Excerpt from a dataset:
****************************************

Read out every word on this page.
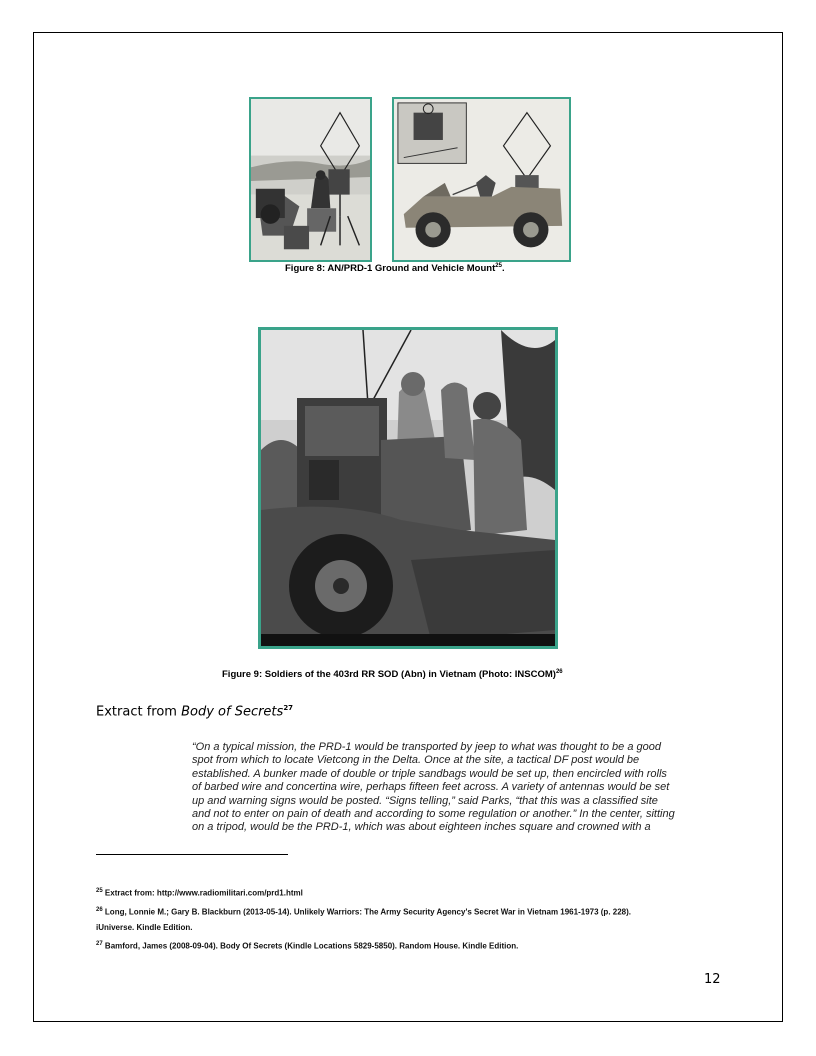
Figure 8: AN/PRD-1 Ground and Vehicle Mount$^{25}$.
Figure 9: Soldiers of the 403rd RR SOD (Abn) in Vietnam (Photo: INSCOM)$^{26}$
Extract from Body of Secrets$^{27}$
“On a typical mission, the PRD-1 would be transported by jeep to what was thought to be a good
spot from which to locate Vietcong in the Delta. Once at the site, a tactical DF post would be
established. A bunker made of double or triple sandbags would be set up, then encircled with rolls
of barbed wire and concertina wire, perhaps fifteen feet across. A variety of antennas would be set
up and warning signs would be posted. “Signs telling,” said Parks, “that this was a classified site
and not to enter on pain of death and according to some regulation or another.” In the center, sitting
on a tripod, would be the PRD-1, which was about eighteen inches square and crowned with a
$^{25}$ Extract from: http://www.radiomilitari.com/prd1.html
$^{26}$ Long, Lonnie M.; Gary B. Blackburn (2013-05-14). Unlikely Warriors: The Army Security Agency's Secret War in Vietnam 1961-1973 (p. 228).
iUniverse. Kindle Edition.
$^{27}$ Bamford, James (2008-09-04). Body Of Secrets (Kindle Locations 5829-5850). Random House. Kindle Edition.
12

****************************************

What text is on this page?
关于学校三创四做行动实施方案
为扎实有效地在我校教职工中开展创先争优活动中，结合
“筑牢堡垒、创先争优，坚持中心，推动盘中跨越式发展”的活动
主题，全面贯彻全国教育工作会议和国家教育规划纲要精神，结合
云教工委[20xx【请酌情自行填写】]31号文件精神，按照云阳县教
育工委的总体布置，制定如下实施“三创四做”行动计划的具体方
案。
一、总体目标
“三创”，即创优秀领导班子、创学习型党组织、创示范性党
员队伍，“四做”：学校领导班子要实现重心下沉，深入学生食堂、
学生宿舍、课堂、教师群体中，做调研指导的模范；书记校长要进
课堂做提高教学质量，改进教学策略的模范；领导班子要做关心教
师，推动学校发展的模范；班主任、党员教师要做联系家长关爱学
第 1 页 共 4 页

****************************************

Identify each line of the material where the word "Edition" shows up, and copy it.

iUniverse. Kindle Edition.
$^{27}$ Bamford, James (2008-09-04). Body Of Secrets (Kindle Locations 5829-5850). Random House. Kindle Edition.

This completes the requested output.